• _Exercise brief_
Leave out the images and repeat the listing below without a single change.
** start of Listing **
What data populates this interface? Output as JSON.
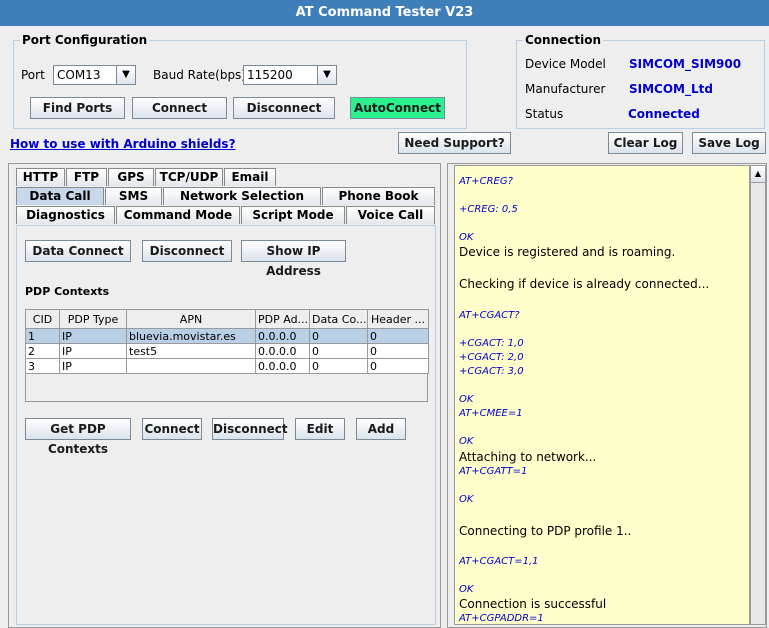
{
  "window": {
    "title": "AT Command Tester V23"
  },
  "port_config": {
    "title": "Port Configuration",
    "port_label": "Port",
    "port_value": "COM13",
    "baud_label": "Baud Rate(bps)",
    "baud_value": "115200",
    "find_ports": "Find Ports",
    "connect": "Connect",
    "disconnect": "Disconnect",
    "autoconnect": "AutoConnect"
  },
  "connection": {
    "title": "Connection",
    "device_model_label": "Device Model",
    "device_model_value": "SIMCOM_SIM900",
    "manufacturer_label": "Manufacturer",
    "manufacturer_value": "SIMCOM_Ltd",
    "status_label": "Status",
    "status_value": "Connected"
  },
  "toolbar": {
    "arduino_link": "How to use with Arduino shields?",
    "need_support": "Need Support?",
    "clear_log": "Clear Log",
    "save_log": "Save Log"
  },
  "tabs": {
    "row1": [
      "HTTP",
      "FTP",
      "GPS",
      "TCP/UDP",
      "Email"
    ],
    "row2": [
      "Data Call",
      "SMS",
      "Network Selection",
      "Phone Book"
    ],
    "row3": [
      "Diagnostics",
      "Command Mode",
      "Script Mode",
      "Voice Call"
    ],
    "selected": "Data Call"
  },
  "data_call": {
    "data_connect": "Data Connect",
    "disconnect": "Disconnect",
    "show_ip": "Show IP Address",
    "pdp_title": "PDP Contexts",
    "columns": [
      "CID",
      "PDP Type",
      "APN",
      "PDP Ad...",
      "Data Co...",
      "Header ..."
    ],
    "rows": [
      [
        "1",
        "IP",
        "bluevia.movistar.es",
        "0.0.0.0",
        "0",
        "0"
      ],
      [
        "2",
        "IP",
        "test5",
        "0.0.0.0",
        "0",
        "0"
      ],
      [
        "3",
        "IP",
        "",
        "0.0.0.0",
        "0",
        "0"
      ]
    ],
    "get_pdp": "Get PDP Contexts",
    "connect": "Connect",
    "disconnect2": "Disconnect",
    "edit": "Edit",
    "add": "Add"
  },
  "log": [
    {
      "type": "cmd",
      "text": "AT+CREG?"
    },
    {
      "type": "cmd",
      "text": "+CREG: 0,5"
    },
    {
      "type": "cmd",
      "text": "OK"
    },
    {
      "type": "msg",
      "text": "Device is registered and is roaming."
    },
    {
      "type": "msg",
      "text": "Checking if device is already connected..."
    },
    {
      "type": "cmd",
      "text": "AT+CGACT?"
    },
    {
      "type": "cmd",
      "text": "+CGACT: 1,0"
    },
    {
      "type": "cmd",
      "text": "+CGACT: 2,0"
    },
    {
      "type": "cmd",
      "text": "+CGACT: 3,0"
    },
    {
      "type": "cmd",
      "text": "OK"
    },
    {
      "type": "cmd",
      "text": "AT+CMEE=1"
    },
    {
      "type": "cmd",
      "text": "OK"
    },
    {
      "type": "msg",
      "text": "Attaching to network..."
    },
    {
      "type": "cmd",
      "text": "AT+CGATT=1"
    },
    {
      "type": "cmd",
      "text": "OK"
    },
    {
      "type": "msg",
      "text": "Connecting to PDP profile 1.."
    },
    {
      "type": "cmd",
      "text": "AT+CGACT=1,1"
    },
    {
      "type": "cmd",
      "text": "OK"
    },
    {
      "type": "msg",
      "text": "Connection is successful"
    },
    {
      "type": "cmd",
      "text": "AT+CGPADDR=1"
    }
  ]
}
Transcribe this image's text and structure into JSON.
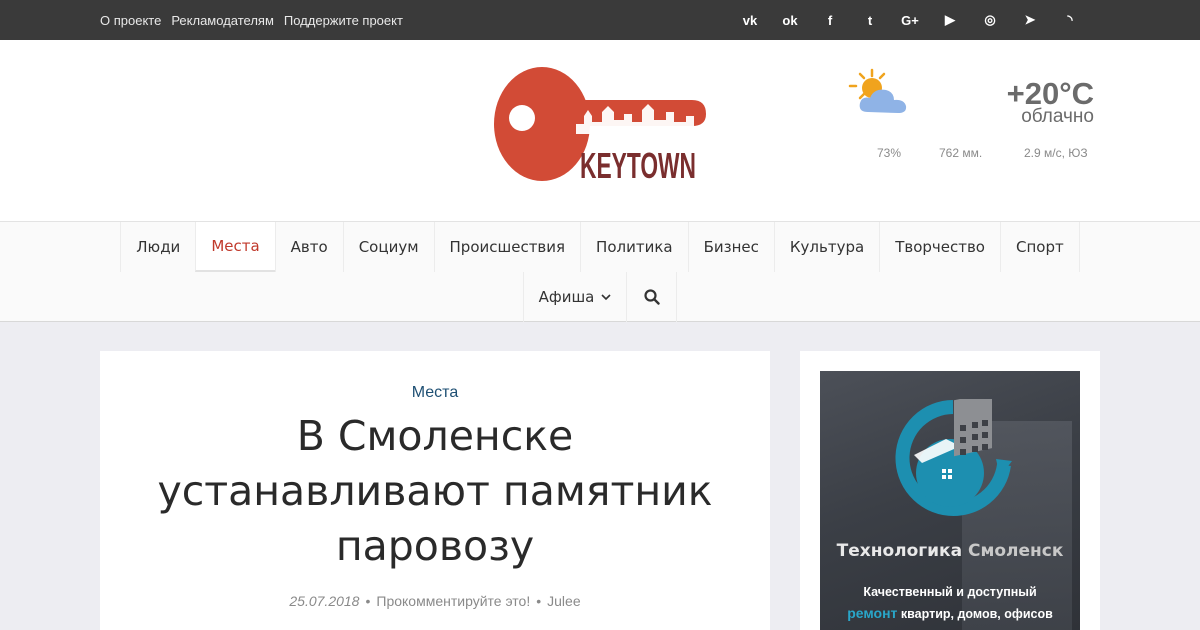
{
  "topbar": {
    "links": [
      "О проекте",
      "Рекламодателям",
      "Поддержите проект"
    ],
    "social": [
      {
        "icon": "vk-icon",
        "glyph": "vk"
      },
      {
        "icon": "odnoklassniki-icon",
        "glyph": "ok"
      },
      {
        "icon": "facebook-icon",
        "glyph": "f"
      },
      {
        "icon": "twitter-icon",
        "glyph": "t"
      },
      {
        "icon": "google-plus-icon",
        "glyph": "G+"
      },
      {
        "icon": "youtube-icon",
        "glyph": "▶"
      },
      {
        "icon": "instagram-icon",
        "glyph": "◎"
      },
      {
        "icon": "telegram-icon",
        "glyph": "➤"
      },
      {
        "icon": "rss-icon",
        "glyph": "◝"
      }
    ]
  },
  "header": {
    "logo_text": "KEYTOWN",
    "weather": {
      "icon": "partly-cloudy-icon",
      "temperature": "+20°C",
      "condition": "облачно",
      "humidity": "73%",
      "pressure": "762 мм.",
      "wind": "2.9 м/с, ЮЗ"
    }
  },
  "nav": {
    "row1": [
      "Люди",
      "Места",
      "Авто",
      "Социум",
      "Происшествия",
      "Политика",
      "Бизнес",
      "Культура",
      "Творчество",
      "Спорт"
    ],
    "active": "Места",
    "row2_dropdown": "Афиша",
    "search_icon": "search-icon"
  },
  "article": {
    "category": "Места",
    "title": "В Смоленске устанавливают памятник паровозу",
    "date": "25.07.2018",
    "comments": "Прокомментируйте это!",
    "author": "Julee",
    "separator": "•"
  },
  "sidebar": {
    "ad": {
      "name_part1": "Технологика",
      "name_part2": "Смоленск",
      "line1": "Качественный и доступный",
      "line2_highlight": "ремонт",
      "line2_rest": "квартир, домов, офисов"
    }
  },
  "colors": {
    "topbar": "#3a3a3a",
    "accent_red": "#c0392b",
    "logo_red": "#d24b36",
    "logo_brown": "#7a2e2e",
    "category_blue": "#1e4f73",
    "ad_blue": "#29a6c9"
  }
}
** end of Listing **
• _Exercise solution_
What data populates this interface? Output as JSON.
{
  "window": {
    "title": "AT Command Tester V23"
  },
  "port_config": {
    "title": "Port Configuration",
    "port_label": "Port",
    "port_value": "COM13",
    "baud_label": "Baud Rate(bps)",
    "baud_value": "115200",
    "find_ports": "Find Ports",
    "connect": "Connect",
    "disconnect": "Disconnect",
    "autoconnect": "AutoConnect"
  },
  "connection": {
    "title": "Connection",
    "device_model_label": "Device Model",
    "device_model_value": "SIMCOM_SIM900",
    "manufacturer_label": "Manufacturer",
    "manufacturer_value": "SIMCOM_Ltd",
    "status_label": "Status",
    "status_value": "Connected"
  },
  "toolbar": {
    "arduino_link": "How to use with Arduino shields?",
    "need_support": "Need Support?",
    "clear_log": "Clear Log",
    "save_log": "Save Log"
  },
  "tabs": {
    "row1": [
      "HTTP",
      "FTP",
      "GPS",
      "TCP/UDP",
      "Email"
    ],
    "row2": [
      "Data Call",
      "SMS",
      "Network Selection",
      "Phone Book"
    ],
    "row3": [
      "Diagnostics",
      "Command Mode",
      "Script Mode",
      "Voice Call"
    ],
    "selected": "Data Call"
  },
  "data_call": {
    "data_connect": "Data Connect",
    "disconnect": "Disconnect",
    "show_ip": "Show IP Address",
    "pdp_title": "PDP Contexts",
    "columns": [
      "CID",
      "PDP Type",
      "APN",
      "PDP Ad...",
      "Data Co...",
      "Header ..."
    ],
    "rows": [
      [
        "1",
        "IP",
        "bluevia.movistar.es",
        "0.0.0.0",
        "0",
        "0"
      ],
      [
        "2",
        "IP",
        "test5",
        "0.0.0.0",
        "0",
        "0"
      ],
      [
        "3",
        "IP",
        "",
        "0.0.0.0",
        "0",
        "0"
      ]
    ],
    "get_pdp": "Get PDP Contexts",
    "connect": "Connect",
    "disconnect2": "Disconnect",
    "edit": "Edit",
    "add": "Add"
  },
  "log": [
    {
      "type": "cmd",
      "text": "AT+CREG?"
    },
    {
      "type": "cmd",
      "text": "+CREG: 0,5"
    },
    {
      "type": "cmd",
      "text": "OK"
    },
    {
      "type": "msg",
      "text": "Device is registered and is roaming."
    },
    {
      "type": "msg",
      "text": "Checking if device is already connected..."
    },
    {
      "type": "cmd",
      "text": "AT+CGACT?"
    },
    {
      "type": "cmd",
      "text": "+CGACT: 1,0"
    },
    {
      "type": "cmd",
      "text": "+CGACT: 2,0"
    },
    {
      "type": "cmd",
      "text": "+CGACT: 3,0"
    },
    {
      "type": "cmd",
      "text": "OK"
    },
    {
      "type": "cmd",
      "text": "AT+CMEE=1"
    },
    {
      "type": "cmd",
      "text": "OK"
    },
    {
      "type": "msg",
      "text": "Attaching to network..."
    },
    {
      "type": "cmd",
      "text": "AT+CGATT=1"
    },
    {
      "type": "cmd",
      "text": "OK"
    },
    {
      "type": "msg",
      "text": "Connecting to PDP profile 1.."
    },
    {
      "type": "cmd",
      "text": "AT+CGACT=1,1"
    },
    {
      "type": "cmd",
      "text": "OK"
    },
    {
      "type": "msg",
      "text": "Connection is successful"
    },
    {
      "type": "cmd",
      "text": "AT+CGPADDR=1"
    }
  ]
}
Transcribe this image's text and structure into JSON.
{
  "topbar": {
    "links": [
      "О проекте",
      "Рекламодателям",
      "Поддержите проект"
    ],
    "social": [
      {
        "icon": "vk-icon",
        "glyph": "vk"
      },
      {
        "icon": "odnoklassniki-icon",
        "glyph": "ok"
      },
      {
        "icon": "facebook-icon",
        "glyph": "f"
      },
      {
        "icon": "twitter-icon",
        "glyph": "t"
      },
      {
        "icon": "google-plus-icon",
        "glyph": "G+"
      },
      {
        "icon": "youtube-icon",
        "glyph": "▶"
      },
      {
        "icon": "instagram-icon",
        "glyph": "◎"
      },
      {
        "icon": "telegram-icon",
        "glyph": "➤"
      },
      {
        "icon": "rss-icon",
        "glyph": "◝"
      }
    ]
  },
  "header": {
    "logo_text": "KEYTOWN",
    "weather": {
      "icon": "partly-cloudy-icon",
      "temperature": "+20°C",
      "condition": "облачно",
      "humidity": "73%",
      "pressure": "762 мм.",
      "wind": "2.9 м/с, ЮЗ"
    }
  },
  "nav": {
    "row1": [
      "Люди",
      "Места",
      "Авто",
      "Социум",
      "Происшествия",
      "Политика",
      "Бизнес",
      "Культура",
      "Творчество",
      "Спорт"
    ],
    "active": "Места",
    "row2_dropdown": "Афиша",
    "search_icon": "search-icon"
  },
  "article": {
    "category": "Места",
    "title": "В Смоленске устанавливают памятник паровозу",
    "date": "25.07.2018",
    "comments": "Прокомментируйте это!",
    "author": "Julee",
    "separator": "•"
  },
  "sidebar": {
    "ad": {
      "name_part1": "Технологика",
      "name_part2": "Смоленск",
      "line1": "Качественный и доступный",
      "line2_highlight": "ремонт",
      "line2_rest": "квартир, домов, офисов"
    }
  },
  "colors": {
    "topbar": "#3a3a3a",
    "accent_red": "#c0392b",
    "logo_red": "#d24b36",
    "logo_brown": "#7a2e2e",
    "category_blue": "#1e4f73",
    "ad_blue": "#29a6c9"
  }
}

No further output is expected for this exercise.